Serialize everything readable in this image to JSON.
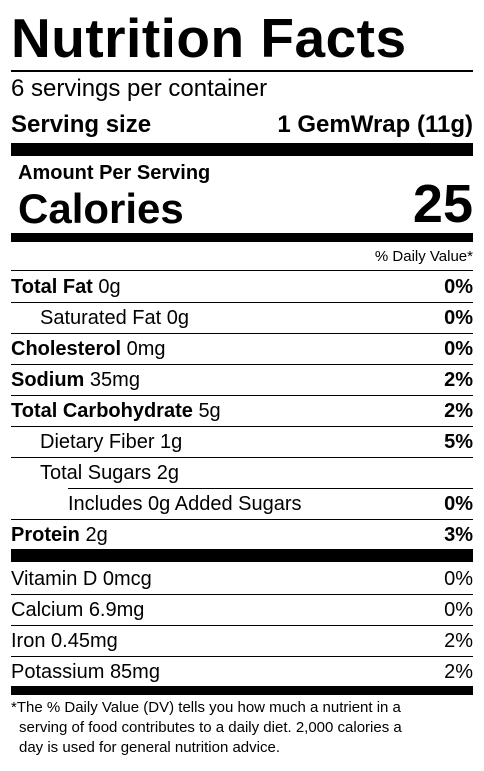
{
  "label": {
    "title": "Nutrition Facts",
    "servings_per_container": "6 servings per container",
    "serving_size_label": "Serving size",
    "serving_size_value": "1 GemWrap (11g)",
    "amount_per_serving": "Amount Per Serving",
    "calories_label": "Calories",
    "calories_value": "25",
    "daily_value_header": "% Daily Value*",
    "nutrients": [
      {
        "name": "Total Fat",
        "amount": "0g",
        "dv": "0%"
      },
      {
        "name": "Saturated Fat",
        "amount": "0g",
        "dv": "0%"
      },
      {
        "name": "Cholesterol",
        "amount": "0mg",
        "dv": "0%"
      },
      {
        "name": "Sodium",
        "amount": "35mg",
        "dv": "2%"
      },
      {
        "name": "Total Carbohydrate",
        "amount": "5g",
        "dv": "2%"
      },
      {
        "name": "Dietary Fiber",
        "amount": "1g",
        "dv": "5%"
      },
      {
        "name": "Total Sugars",
        "amount": "2g",
        "dv": ""
      },
      {
        "name": "Includes 0g Added Sugars",
        "amount": "",
        "dv": "0%"
      },
      {
        "name": "Protein",
        "amount": "2g",
        "dv": "3%"
      }
    ],
    "vitamins": [
      {
        "name": "Vitamin D",
        "amount": "0mcg",
        "dv": "0%"
      },
      {
        "name": "Calcium",
        "amount": "6.9mg",
        "dv": "0%"
      },
      {
        "name": "Iron",
        "amount": "0.45mg",
        "dv": "2%"
      },
      {
        "name": "Potassium",
        "amount": "85mg",
        "dv": "2%"
      }
    ],
    "footnote_lines": [
      "*The % Daily Value (DV) tells you how much a nutrient in a",
      "serving of food contributes to a daily diet. 2,000 calories a",
      "day is used for general nutrition advice."
    ]
  }
}
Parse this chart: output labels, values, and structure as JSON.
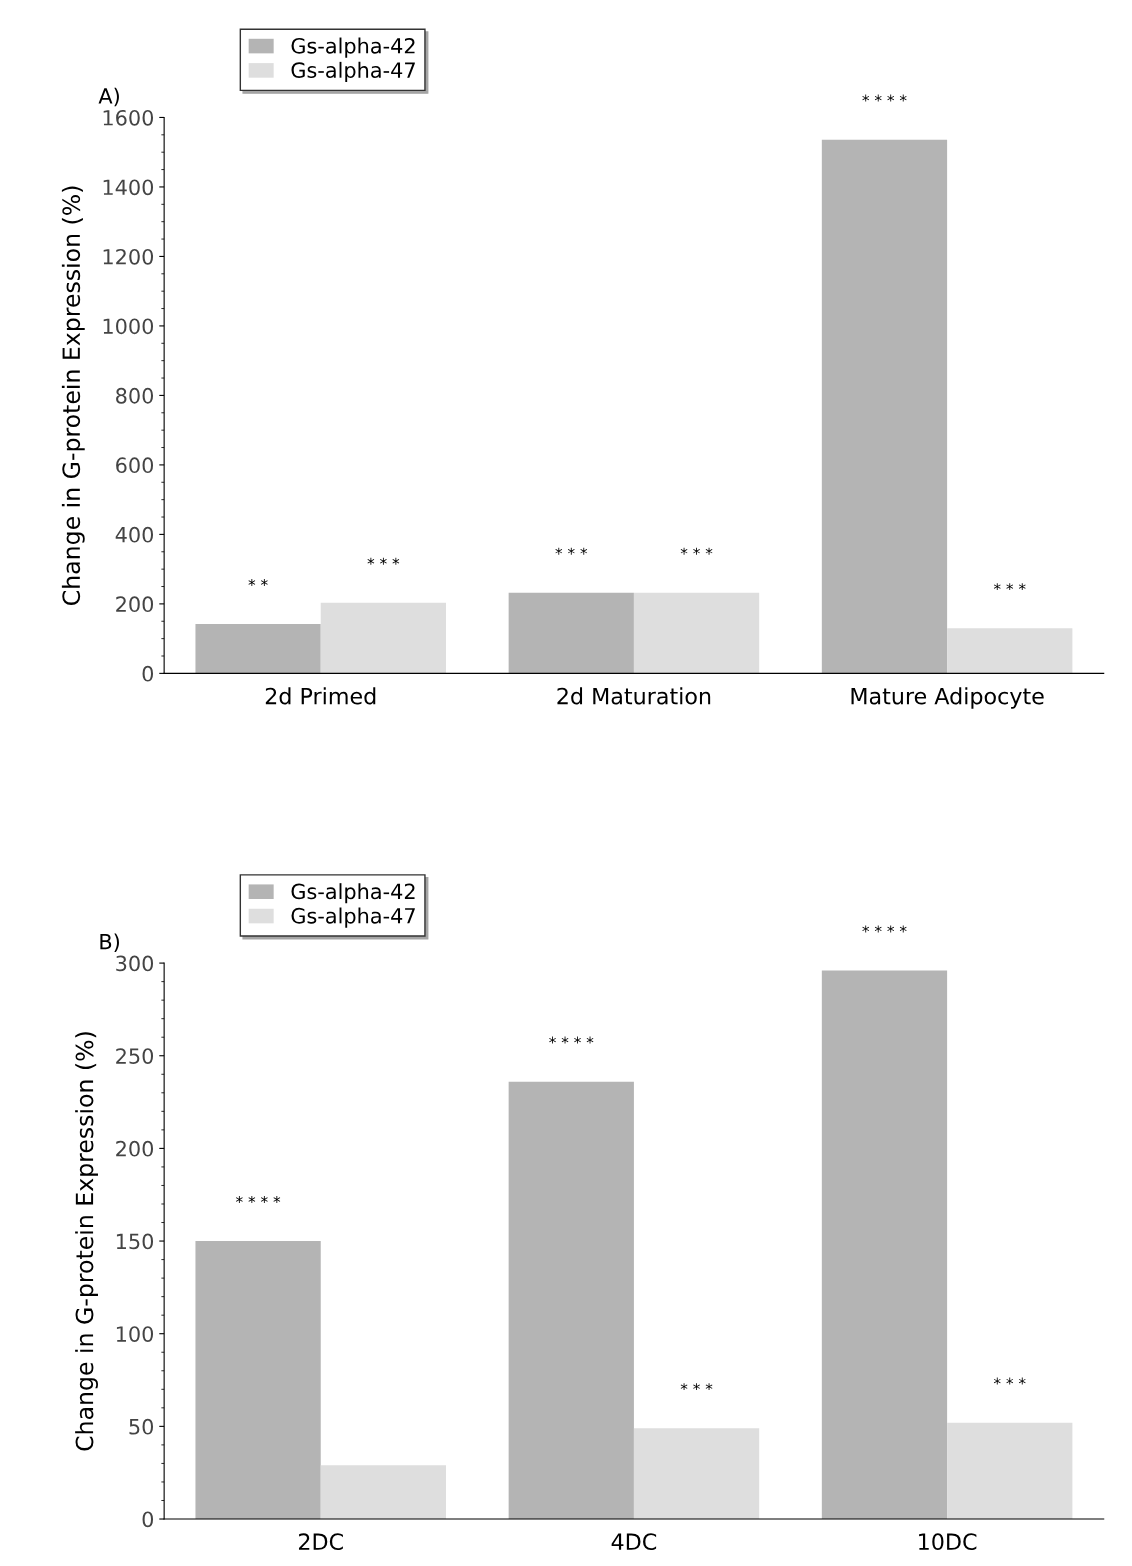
{
  "chart_data": [
    {
      "type": "bar",
      "title": "A)",
      "ylabel": "Change in G-protein Expression (%)",
      "categories": [
        "2d Primed",
        "2d Maturation",
        "Mature Adipocyte"
      ],
      "series": [
        {
          "name": "Gs-alpha-42",
          "color": "#b4b4b4",
          "values": [
            142,
            232,
            1536
          ],
          "value_labels": [
            "* *",
            "* * *",
            "* * * *"
          ]
        },
        {
          "name": "Gs-alpha-47",
          "color": "#dedede",
          "values": [
            203,
            232,
            130
          ],
          "value_labels": [
            "* * *",
            "* * *",
            "* * *"
          ]
        }
      ],
      "ylim": [
        0,
        1600
      ],
      "yticks": [
        0,
        200,
        400,
        600,
        800,
        1000,
        1200,
        1400,
        1600
      ],
      "legend": "top left"
    },
    {
      "type": "bar",
      "title": "B)",
      "ylabel": "Change in G-protein Expression (%)",
      "categories": [
        "2DC",
        "4DC",
        "10DC"
      ],
      "series": [
        {
          "name": "Gs-alpha-42",
          "color": "#b4b4b4",
          "values": [
            150,
            236,
            296
          ],
          "value_labels": [
            "* * * *",
            "* * * *",
            "* * * *"
          ]
        },
        {
          "name": "Gs-alpha-47",
          "color": "#dedede",
          "values": [
            29,
            49,
            52
          ],
          "value_labels": [
            null,
            "* * *",
            "* * *"
          ]
        }
      ],
      "ylim": [
        0,
        300
      ],
      "yticks": [
        0,
        50,
        100,
        150,
        200,
        250,
        300
      ],
      "legend": "top left"
    }
  ]
}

::::::::

TASK OBJECTIVE: Reproduce the material in full, word for word, and omit the pictures.

SOLUTION FOR THIS TASK:
Serialize everything readable in this image to JSON.
{
  "label": {
    "title": "Nutrition Facts",
    "servings_per_container": "6 servings per container",
    "serving_size_label": "Serving size",
    "serving_size_value": "1 GemWrap (11g)",
    "amount_per_serving": "Amount Per Serving",
    "calories_label": "Calories",
    "calories_value": "25",
    "daily_value_header": "% Daily Value*",
    "nutrients": [
      {
        "name": "Total Fat",
        "amount": "0g",
        "dv": "0%"
      },
      {
        "name": "Saturated Fat",
        "amount": "0g",
        "dv": "0%"
      },
      {
        "name": "Cholesterol",
        "amount": "0mg",
        "dv": "0%"
      },
      {
        "name": "Sodium",
        "amount": "35mg",
        "dv": "2%"
      },
      {
        "name": "Total Carbohydrate",
        "amount": "5g",
        "dv": "2%"
      },
      {
        "name": "Dietary Fiber",
        "amount": "1g",
        "dv": "5%"
      },
      {
        "name": "Total Sugars",
        "amount": "2g",
        "dv": ""
      },
      {
        "name": "Includes 0g Added Sugars",
        "amount": "",
        "dv": "0%"
      },
      {
        "name": "Protein",
        "amount": "2g",
        "dv": "3%"
      }
    ],
    "vitamins": [
      {
        "name": "Vitamin D",
        "amount": "0mcg",
        "dv": "0%"
      },
      {
        "name": "Calcium",
        "amount": "6.9mg",
        "dv": "0%"
      },
      {
        "name": "Iron",
        "amount": "0.45mg",
        "dv": "2%"
      },
      {
        "name": "Potassium",
        "amount": "85mg",
        "dv": "2%"
      }
    ],
    "footnote_lines": [
      "*The % Daily Value (DV) tells you how much a nutrient in a",
      "serving of food contributes to a daily diet. 2,000 calories a",
      "day is used for general nutrition advice."
    ]
  }
}
Parse this chart: output labels, values, and structure as JSON.
{
  "chart_data": [
    {
      "type": "bar",
      "title": "A)",
      "ylabel": "Change in G-protein Expression (%)",
      "categories": [
        "2d Primed",
        "2d Maturation",
        "Mature Adipocyte"
      ],
      "series": [
        {
          "name": "Gs-alpha-42",
          "color": "#b4b4b4",
          "values": [
            142,
            232,
            1536
          ],
          "value_labels": [
            "* *",
            "* * *",
            "* * * *"
          ]
        },
        {
          "name": "Gs-alpha-47",
          "color": "#dedede",
          "values": [
            203,
            232,
            130
          ],
          "value_labels": [
            "* * *",
            "* * *",
            "* * *"
          ]
        }
      ],
      "ylim": [
        0,
        1600
      ],
      "yticks": [
        0,
        200,
        400,
        600,
        800,
        1000,
        1200,
        1400,
        1600
      ],
      "legend": "top left"
    },
    {
      "type": "bar",
      "title": "B)",
      "ylabel": "Change in G-protein Expression (%)",
      "categories": [
        "2DC",
        "4DC",
        "10DC"
      ],
      "series": [
        {
          "name": "Gs-alpha-42",
          "color": "#b4b4b4",
          "values": [
            150,
            236,
            296
          ],
          "value_labels": [
            "* * * *",
            "* * * *",
            "* * * *"
          ]
        },
        {
          "name": "Gs-alpha-47",
          "color": "#dedede",
          "values": [
            29,
            49,
            52
          ],
          "value_labels": [
            null,
            "* * *",
            "* * *"
          ]
        }
      ],
      "ylim": [
        0,
        300
      ],
      "yticks": [
        0,
        50,
        100,
        150,
        200,
        250,
        300
      ],
      "legend": "top left"
    }
  ]
}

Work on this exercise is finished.